_Written instruction_
Answer with nothing but the number of lines that include the word "Västerbotten".

(Dataset listings of figures)
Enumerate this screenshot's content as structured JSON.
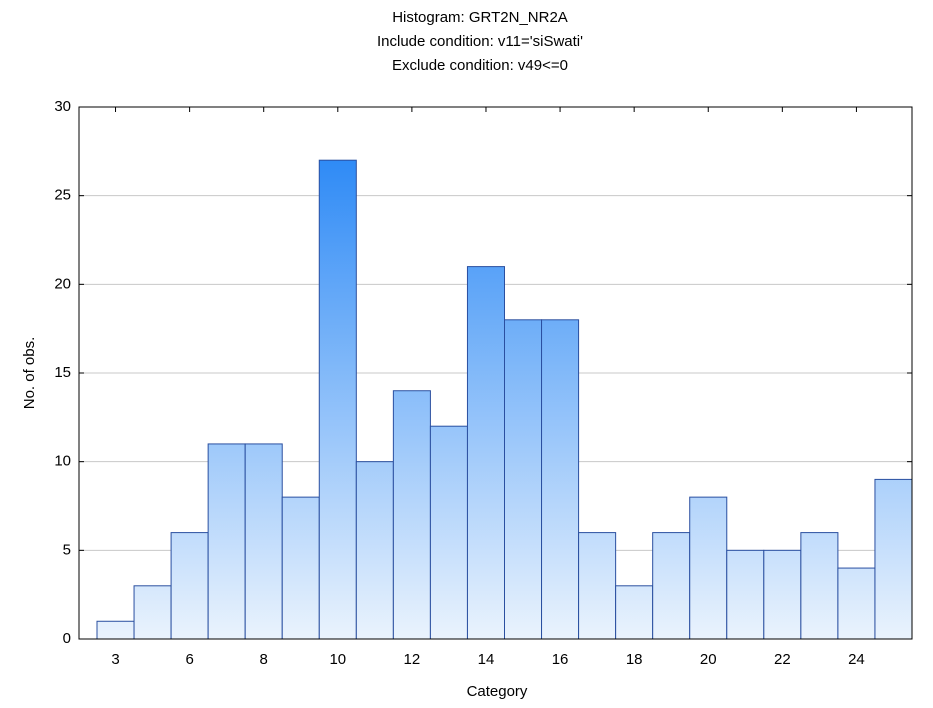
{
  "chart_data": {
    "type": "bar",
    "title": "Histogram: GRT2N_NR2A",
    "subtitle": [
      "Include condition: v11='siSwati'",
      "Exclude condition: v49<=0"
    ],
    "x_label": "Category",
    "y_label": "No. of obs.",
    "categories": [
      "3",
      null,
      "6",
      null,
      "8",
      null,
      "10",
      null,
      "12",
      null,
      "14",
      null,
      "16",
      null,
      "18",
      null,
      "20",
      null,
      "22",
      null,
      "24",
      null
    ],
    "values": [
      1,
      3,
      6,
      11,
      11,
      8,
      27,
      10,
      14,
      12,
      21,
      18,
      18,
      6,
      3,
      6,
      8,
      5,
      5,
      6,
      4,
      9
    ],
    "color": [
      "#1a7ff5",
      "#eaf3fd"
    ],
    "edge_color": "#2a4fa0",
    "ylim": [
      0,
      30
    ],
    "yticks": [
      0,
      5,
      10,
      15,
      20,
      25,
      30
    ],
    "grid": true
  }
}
--
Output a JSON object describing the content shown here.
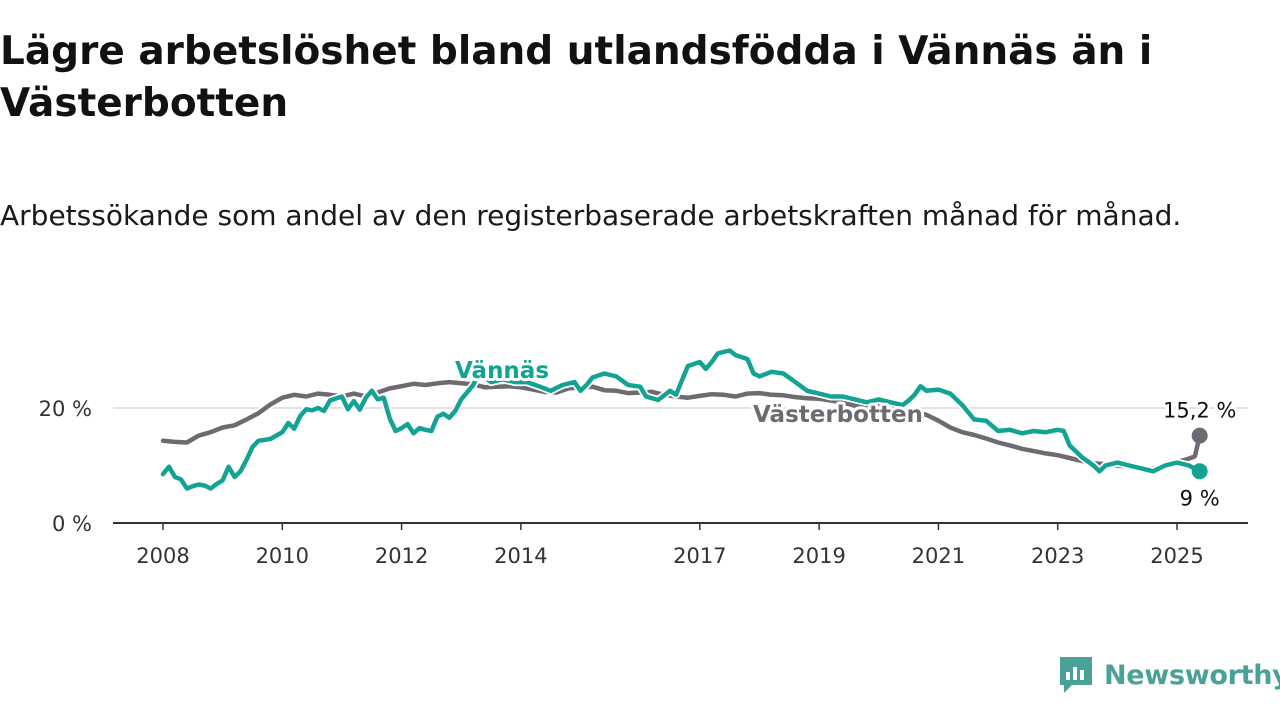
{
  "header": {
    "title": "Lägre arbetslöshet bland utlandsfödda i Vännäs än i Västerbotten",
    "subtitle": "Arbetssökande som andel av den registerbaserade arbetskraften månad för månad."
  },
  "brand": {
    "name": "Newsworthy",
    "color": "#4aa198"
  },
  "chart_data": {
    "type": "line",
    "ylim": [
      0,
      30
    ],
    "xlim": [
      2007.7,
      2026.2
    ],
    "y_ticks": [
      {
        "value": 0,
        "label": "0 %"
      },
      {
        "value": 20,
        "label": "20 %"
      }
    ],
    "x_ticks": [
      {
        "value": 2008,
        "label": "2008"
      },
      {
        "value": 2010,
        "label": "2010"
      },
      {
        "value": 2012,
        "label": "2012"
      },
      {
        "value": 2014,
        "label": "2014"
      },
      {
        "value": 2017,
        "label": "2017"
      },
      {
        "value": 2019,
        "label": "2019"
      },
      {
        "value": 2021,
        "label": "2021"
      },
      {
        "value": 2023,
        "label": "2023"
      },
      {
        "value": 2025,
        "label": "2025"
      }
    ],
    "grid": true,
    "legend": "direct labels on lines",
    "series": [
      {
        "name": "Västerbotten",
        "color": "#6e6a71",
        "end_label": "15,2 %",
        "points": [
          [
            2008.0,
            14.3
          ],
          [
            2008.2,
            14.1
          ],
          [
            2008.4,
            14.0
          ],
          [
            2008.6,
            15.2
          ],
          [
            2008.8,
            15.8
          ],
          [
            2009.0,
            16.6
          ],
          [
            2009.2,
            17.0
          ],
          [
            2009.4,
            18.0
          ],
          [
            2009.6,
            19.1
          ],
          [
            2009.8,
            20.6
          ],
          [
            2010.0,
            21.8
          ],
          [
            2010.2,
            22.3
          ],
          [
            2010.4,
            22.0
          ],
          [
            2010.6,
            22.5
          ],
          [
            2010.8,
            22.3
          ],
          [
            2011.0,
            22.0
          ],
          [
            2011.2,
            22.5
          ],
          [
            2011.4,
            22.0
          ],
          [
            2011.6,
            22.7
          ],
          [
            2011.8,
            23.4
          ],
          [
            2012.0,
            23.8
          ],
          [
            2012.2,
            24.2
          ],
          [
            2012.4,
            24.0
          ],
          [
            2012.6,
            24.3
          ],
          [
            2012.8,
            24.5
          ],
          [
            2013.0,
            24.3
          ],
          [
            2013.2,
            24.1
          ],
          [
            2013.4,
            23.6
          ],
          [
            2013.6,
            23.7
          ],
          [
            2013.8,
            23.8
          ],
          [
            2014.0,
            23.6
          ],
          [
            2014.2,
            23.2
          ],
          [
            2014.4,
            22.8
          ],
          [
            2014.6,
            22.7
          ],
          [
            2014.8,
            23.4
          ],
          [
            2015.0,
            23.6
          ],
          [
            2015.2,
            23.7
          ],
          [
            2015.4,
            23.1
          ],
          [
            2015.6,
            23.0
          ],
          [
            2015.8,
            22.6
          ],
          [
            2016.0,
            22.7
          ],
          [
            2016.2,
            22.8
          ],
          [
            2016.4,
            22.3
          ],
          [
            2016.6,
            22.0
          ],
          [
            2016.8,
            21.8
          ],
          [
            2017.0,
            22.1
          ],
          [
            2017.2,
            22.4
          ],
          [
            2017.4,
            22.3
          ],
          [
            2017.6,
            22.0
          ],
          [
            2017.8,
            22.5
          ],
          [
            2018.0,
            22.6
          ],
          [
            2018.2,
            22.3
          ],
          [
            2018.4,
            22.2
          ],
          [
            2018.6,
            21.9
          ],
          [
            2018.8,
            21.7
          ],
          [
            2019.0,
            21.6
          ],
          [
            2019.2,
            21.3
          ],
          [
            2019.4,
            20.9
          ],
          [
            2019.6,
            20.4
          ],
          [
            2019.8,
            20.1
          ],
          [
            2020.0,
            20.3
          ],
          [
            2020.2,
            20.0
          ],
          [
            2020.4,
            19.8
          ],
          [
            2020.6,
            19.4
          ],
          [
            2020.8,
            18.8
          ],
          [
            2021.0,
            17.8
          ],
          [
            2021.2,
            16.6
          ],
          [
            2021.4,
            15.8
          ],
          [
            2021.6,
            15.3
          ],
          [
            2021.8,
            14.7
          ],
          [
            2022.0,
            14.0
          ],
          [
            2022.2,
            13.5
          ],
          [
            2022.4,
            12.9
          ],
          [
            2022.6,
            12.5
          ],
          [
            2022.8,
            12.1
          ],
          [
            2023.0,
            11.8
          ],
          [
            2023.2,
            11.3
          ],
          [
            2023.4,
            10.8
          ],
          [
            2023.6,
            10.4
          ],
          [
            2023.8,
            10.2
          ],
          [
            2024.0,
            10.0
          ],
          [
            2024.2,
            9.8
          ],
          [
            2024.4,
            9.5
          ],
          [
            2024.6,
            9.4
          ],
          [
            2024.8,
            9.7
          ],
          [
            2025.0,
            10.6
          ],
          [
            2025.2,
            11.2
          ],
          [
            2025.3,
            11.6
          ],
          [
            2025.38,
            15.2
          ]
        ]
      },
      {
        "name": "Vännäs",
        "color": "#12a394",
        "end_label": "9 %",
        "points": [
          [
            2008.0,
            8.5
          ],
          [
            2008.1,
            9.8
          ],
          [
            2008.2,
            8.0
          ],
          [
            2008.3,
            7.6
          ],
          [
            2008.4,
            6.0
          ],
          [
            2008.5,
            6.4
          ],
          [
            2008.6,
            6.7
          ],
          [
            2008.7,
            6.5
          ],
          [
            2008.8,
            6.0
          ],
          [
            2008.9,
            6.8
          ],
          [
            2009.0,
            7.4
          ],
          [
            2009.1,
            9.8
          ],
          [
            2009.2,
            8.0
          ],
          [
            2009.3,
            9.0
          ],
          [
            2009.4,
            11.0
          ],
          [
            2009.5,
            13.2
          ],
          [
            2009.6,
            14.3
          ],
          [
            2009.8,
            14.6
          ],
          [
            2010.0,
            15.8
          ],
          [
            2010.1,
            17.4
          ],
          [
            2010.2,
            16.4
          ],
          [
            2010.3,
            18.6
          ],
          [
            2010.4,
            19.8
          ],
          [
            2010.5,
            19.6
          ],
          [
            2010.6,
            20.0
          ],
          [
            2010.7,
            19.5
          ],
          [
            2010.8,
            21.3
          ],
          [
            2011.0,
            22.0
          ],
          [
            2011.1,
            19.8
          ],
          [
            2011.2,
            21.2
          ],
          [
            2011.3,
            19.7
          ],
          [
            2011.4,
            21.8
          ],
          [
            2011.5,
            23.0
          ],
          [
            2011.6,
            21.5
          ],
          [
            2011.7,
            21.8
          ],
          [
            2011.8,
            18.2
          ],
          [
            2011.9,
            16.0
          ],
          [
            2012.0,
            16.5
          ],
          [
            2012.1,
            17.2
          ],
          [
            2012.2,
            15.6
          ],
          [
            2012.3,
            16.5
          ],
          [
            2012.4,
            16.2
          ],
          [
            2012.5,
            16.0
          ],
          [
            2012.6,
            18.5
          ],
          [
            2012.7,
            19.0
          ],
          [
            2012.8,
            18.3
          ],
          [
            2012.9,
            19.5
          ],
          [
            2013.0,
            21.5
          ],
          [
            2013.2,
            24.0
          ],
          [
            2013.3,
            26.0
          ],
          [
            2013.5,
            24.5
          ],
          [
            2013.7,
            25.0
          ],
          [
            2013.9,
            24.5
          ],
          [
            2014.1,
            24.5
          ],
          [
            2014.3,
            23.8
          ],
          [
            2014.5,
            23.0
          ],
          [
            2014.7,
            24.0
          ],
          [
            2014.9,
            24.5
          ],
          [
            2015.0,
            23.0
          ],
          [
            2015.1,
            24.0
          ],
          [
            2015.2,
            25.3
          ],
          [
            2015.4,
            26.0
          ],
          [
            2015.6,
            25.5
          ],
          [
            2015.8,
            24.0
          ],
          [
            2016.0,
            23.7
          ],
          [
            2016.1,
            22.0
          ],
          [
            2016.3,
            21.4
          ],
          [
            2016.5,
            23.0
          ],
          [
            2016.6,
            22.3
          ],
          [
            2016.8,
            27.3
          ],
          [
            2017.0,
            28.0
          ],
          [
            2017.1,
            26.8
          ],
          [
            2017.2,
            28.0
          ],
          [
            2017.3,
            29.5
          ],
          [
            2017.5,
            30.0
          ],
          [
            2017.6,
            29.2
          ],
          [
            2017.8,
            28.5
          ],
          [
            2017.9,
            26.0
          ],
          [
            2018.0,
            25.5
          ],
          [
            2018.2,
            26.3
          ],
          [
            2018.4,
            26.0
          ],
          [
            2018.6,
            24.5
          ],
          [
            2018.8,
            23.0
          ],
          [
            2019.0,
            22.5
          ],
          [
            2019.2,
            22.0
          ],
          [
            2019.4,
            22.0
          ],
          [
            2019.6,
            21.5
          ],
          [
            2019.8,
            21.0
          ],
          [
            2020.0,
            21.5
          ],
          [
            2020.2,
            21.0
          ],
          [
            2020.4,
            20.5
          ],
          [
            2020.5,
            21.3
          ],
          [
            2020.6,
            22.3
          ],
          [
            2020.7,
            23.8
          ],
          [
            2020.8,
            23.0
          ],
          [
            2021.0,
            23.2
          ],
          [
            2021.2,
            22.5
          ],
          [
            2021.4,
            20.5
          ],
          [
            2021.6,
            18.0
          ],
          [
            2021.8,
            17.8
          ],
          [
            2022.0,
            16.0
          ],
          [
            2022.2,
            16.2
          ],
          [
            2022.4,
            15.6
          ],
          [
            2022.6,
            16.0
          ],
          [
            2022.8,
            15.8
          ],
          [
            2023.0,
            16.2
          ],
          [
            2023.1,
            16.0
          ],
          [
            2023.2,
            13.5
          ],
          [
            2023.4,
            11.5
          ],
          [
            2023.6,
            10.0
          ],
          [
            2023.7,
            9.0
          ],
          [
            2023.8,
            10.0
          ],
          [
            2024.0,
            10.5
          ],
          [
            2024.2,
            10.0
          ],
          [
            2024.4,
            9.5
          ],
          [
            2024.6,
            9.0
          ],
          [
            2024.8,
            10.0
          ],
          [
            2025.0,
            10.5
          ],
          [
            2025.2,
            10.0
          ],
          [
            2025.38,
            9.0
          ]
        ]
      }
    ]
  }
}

_Written reply_
2